GIVEN REQUEST: Can you quote the records below in full, word for word?
*** RECORDS SUPPLIED ***
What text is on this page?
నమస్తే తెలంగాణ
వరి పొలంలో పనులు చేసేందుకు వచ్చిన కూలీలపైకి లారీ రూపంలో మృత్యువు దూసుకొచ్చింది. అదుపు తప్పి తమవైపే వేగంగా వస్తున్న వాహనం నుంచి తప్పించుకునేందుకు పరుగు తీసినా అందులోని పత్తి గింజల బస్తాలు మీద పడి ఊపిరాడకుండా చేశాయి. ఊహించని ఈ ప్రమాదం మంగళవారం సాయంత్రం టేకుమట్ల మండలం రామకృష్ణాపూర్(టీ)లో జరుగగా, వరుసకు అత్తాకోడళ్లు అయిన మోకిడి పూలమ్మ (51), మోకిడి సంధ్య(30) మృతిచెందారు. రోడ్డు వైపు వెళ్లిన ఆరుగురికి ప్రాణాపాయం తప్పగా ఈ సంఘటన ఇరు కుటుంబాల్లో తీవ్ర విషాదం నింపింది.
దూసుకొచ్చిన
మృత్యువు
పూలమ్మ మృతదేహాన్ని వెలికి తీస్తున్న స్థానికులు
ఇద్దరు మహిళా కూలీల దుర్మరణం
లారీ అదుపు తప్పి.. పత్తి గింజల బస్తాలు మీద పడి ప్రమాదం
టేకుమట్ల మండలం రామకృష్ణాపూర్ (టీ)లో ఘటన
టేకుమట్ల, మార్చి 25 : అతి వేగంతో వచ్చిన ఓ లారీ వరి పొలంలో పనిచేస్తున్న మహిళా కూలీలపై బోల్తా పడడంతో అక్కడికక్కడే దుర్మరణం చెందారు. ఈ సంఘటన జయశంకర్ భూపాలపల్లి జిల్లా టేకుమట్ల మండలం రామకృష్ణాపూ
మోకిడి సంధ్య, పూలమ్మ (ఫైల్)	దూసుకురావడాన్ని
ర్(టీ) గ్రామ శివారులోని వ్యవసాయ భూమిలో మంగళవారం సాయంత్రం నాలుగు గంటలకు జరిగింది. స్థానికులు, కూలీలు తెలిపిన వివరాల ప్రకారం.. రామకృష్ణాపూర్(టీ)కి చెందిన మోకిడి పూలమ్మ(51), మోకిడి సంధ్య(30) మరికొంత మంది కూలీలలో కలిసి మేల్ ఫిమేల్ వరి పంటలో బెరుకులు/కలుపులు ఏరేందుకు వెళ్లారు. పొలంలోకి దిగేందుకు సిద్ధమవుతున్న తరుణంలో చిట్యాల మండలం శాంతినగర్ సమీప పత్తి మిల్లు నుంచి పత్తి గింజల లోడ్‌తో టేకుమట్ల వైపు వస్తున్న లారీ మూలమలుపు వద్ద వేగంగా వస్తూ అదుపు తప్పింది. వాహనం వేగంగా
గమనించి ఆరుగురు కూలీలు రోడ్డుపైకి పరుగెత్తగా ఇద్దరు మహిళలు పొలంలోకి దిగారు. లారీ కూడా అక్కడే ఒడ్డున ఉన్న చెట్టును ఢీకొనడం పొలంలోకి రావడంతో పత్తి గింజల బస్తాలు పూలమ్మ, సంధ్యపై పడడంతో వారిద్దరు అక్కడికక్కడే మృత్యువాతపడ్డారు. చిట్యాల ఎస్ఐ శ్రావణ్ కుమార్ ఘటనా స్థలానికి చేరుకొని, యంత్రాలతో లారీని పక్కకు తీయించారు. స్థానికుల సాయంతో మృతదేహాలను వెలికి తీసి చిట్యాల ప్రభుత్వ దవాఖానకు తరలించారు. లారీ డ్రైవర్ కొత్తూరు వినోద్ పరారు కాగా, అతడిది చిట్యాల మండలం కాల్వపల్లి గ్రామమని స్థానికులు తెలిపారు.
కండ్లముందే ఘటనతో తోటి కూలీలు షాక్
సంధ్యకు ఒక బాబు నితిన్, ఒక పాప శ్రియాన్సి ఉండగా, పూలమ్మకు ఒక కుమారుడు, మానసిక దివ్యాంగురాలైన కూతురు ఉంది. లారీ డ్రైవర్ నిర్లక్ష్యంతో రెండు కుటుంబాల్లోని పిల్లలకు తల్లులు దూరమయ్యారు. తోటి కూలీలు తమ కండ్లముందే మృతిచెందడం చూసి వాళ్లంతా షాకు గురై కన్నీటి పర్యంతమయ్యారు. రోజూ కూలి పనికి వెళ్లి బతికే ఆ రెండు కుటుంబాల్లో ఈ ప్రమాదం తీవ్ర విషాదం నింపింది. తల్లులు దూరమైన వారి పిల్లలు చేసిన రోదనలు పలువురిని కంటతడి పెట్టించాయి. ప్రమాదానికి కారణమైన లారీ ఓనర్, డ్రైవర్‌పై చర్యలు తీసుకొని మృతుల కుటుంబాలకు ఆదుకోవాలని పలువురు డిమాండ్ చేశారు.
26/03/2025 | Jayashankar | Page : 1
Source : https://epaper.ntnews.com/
***
SOLUTION FOR THIS EXERCISE:
What text is on this page?
నమస్తే తెలంగాణ
వరి పొలంలో పనులు చేసేందుకు వచ్చిన కూలీలపైకి లారీ రూపంలో మృత్యువు దూసుకొచ్చింది. అదుపు తప్పి తమవైపే వేగంగా వస్తున్న వాహనం నుంచి తప్పించుకునేందుకు పరుగు తీసినా అందులోని పత్తి గింజల బస్తాలు మీద పడి ఊపిరాడకుండా చేశాయి. ఊహించని ఈ ప్రమాదం మంగళవారం సాయంత్రం టేకుమట్ల మండలం రామకృష్ణాపూర్(టీ)లో జరుగగా, వరుసకు అత్తాకోడళ్లు అయిన మోకిడి పూలమ్మ (51), మోకిడి సంధ్య(30) మృతిచెందారు. రోడ్డు వైపు వెళ్లిన ఆరుగురికి ప్రాణాపాయం తప్పగా ఈ సంఘటన ఇరు కుటుంబాల్లో తీవ్ర విషాదం నింపింది.
దూసుకొచ్చిన
మృత్యువు
పూలమ్మ మృతదేహాన్ని వెలికి తీస్తున్న స్థానికులు
ఇద్దరు మహిళా కూలీల దుర్మరణం
లారీ అదుపు తప్పి.. పత్తి గింజల బస్తాలు మీద పడి ప్రమాదం
టేకుమట్ల మండలం రామకృష్ణాపూర్ (టీ)లో ఘటన
టేకుమట్ల, మార్చి 25 : అతి వేగంతో వచ్చిన ఓ లారీ వరి పొలంలో పనిచేస్తున్న మహిళా కూలీలపై బోల్తా పడడంతో అక్కడికక్కడే దుర్మరణం చెందారు. ఈ సంఘటన జయశంకర్ భూపాలపల్లి జిల్లా టేకుమట్ల మండలం రామకృష్ణాపూ
మోకిడి సంధ్య, పూలమ్మ (ఫైల్)	దూసుకురావడాన్ని
ర్(టీ) గ్రామ శివారులోని వ్యవసాయ భూమిలో మంగళవారం సాయంత్రం నాలుగు గంటలకు జరిగింది. స్థానికులు, కూలీలు తెలిపిన వివరాల ప్రకారం.. రామకృష్ణాపూర్(టీ)కి చెందిన మోకిడి పూలమ్మ(51), మోకిడి సంధ్య(30) మరికొంత మంది కూలీలలో కలిసి మేల్ ఫిమేల్ వరి పంటలో బెరుకులు/కలుపులు ఏరేందుకు వెళ్లారు. పొలంలోకి దిగేందుకు సిద్ధమవుతున్న తరుణంలో చిట్యాల మండలం శాంతినగర్ సమీప పత్తి మిల్లు నుంచి పత్తి గింజల లోడ్‌తో టేకుమట్ల వైపు వస్తున్న లారీ మూలమలుపు వద్ద వేగంగా వస్తూ అదుపు తప్పింది. వాహనం వేగంగా
గమనించి ఆరుగురు కూలీలు రోడ్డుపైకి పరుగెత్తగా ఇద్దరు మహిళలు పొలంలోకి దిగారు. లారీ కూడా అక్కడే ఒడ్డున ఉన్న చెట్టును ఢీకొనడం పొలంలోకి రావడంతో పత్తి గింజల బస్తాలు పూలమ్మ, సంధ్యపై పడడంతో వారిద్దరు అక్కడికక్కడే మృత్యువాతపడ్డారు. చిట్యాల ఎస్ఐ శ్రావణ్ కుమార్ ఘటనా స్థలానికి చేరుకొని, యంత్రాలతో లారీని పక్కకు తీయించారు. స్థానికుల సాయంతో మృతదేహాలను వెలికి తీసి చిట్యాల ప్రభుత్వ దవాఖానకు తరలించారు. లారీ డ్రైవర్ కొత్తూరు వినోద్ పరారు కాగా, అతడిది చిట్యాల మండలం కాల్వపల్లి గ్రామమని స్థానికులు తెలిపారు.
కండ్లముందే ఘటనతో తోటి కూలీలు షాక్
సంధ్యకు ఒక బాబు నితిన్, ఒక పాప శ్రియాన్సి ఉండగా, పూలమ్మకు ఒక కుమారుడు, మానసిక దివ్యాంగురాలైన కూతురు ఉంది. లారీ డ్రైవర్ నిర్లక్ష్యంతో రెండు కుటుంబాల్లోని పిల్లలకు తల్లులు దూరమయ్యారు. తోటి కూలీలు తమ కండ్లముందే మృతిచెందడం చూసి వాళ్లంతా షాకు గురై కన్నీటి పర్యంతమయ్యారు. రోజూ కూలి పనికి వెళ్లి బతికే ఆ రెండు కుటుంబాల్లో ఈ ప్రమాదం తీవ్ర విషాదం నింపింది. తల్లులు దూరమైన వారి పిల్లలు చేసిన రోదనలు పలువురిని కంటతడి పెట్టించాయి. ప్రమాదానికి కారణమైన లారీ ఓనర్, డ్రైవర్‌పై చర్యలు తీసుకొని మృతుల కుటుంబాలకు ఆదుకోవాలని పలువురు డిమాండ్ చేశారు.
26/03/2025 | Jayashankar | Page : 1
Source : https://epaper.ntnews.com/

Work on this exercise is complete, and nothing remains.